"""
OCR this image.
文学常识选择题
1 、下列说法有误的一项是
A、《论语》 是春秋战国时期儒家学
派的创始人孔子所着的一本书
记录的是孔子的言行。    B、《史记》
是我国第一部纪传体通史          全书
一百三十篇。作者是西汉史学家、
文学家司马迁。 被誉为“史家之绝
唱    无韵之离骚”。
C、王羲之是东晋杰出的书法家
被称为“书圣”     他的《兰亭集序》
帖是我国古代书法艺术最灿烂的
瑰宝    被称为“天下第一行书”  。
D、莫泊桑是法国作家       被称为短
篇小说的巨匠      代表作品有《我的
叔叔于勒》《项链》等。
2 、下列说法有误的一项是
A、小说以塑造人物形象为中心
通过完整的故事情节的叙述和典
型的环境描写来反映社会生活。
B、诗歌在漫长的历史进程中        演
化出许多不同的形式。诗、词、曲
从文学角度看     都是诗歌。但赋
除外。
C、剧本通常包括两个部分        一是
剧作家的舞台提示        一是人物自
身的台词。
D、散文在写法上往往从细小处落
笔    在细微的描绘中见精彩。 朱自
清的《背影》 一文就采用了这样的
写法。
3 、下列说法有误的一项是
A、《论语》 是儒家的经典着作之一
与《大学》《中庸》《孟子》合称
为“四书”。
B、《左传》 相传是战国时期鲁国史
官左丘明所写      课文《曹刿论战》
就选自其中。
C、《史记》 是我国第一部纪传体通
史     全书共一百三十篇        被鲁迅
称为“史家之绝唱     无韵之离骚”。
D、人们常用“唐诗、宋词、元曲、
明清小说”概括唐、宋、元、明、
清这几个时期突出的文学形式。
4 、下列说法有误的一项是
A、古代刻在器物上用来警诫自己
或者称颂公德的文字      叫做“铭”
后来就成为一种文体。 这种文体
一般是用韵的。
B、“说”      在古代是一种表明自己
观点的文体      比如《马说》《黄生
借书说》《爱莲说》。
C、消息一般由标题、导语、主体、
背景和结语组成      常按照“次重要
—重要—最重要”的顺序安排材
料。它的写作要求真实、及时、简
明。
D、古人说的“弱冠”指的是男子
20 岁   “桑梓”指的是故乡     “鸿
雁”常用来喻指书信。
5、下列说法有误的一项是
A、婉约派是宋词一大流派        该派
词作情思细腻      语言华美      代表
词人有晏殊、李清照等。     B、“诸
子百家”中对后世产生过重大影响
"""
▸ Task goal
Read the data above. Pull out each line in which the string "下列说法有误的一项是" appears.

▸ Expected answer
1 、下列说法有误的一项是
2 、下列说法有误的一项是
3 、下列说法有误的一项是
4 、下列说法有误的一项是
5、下列说法有误的一项是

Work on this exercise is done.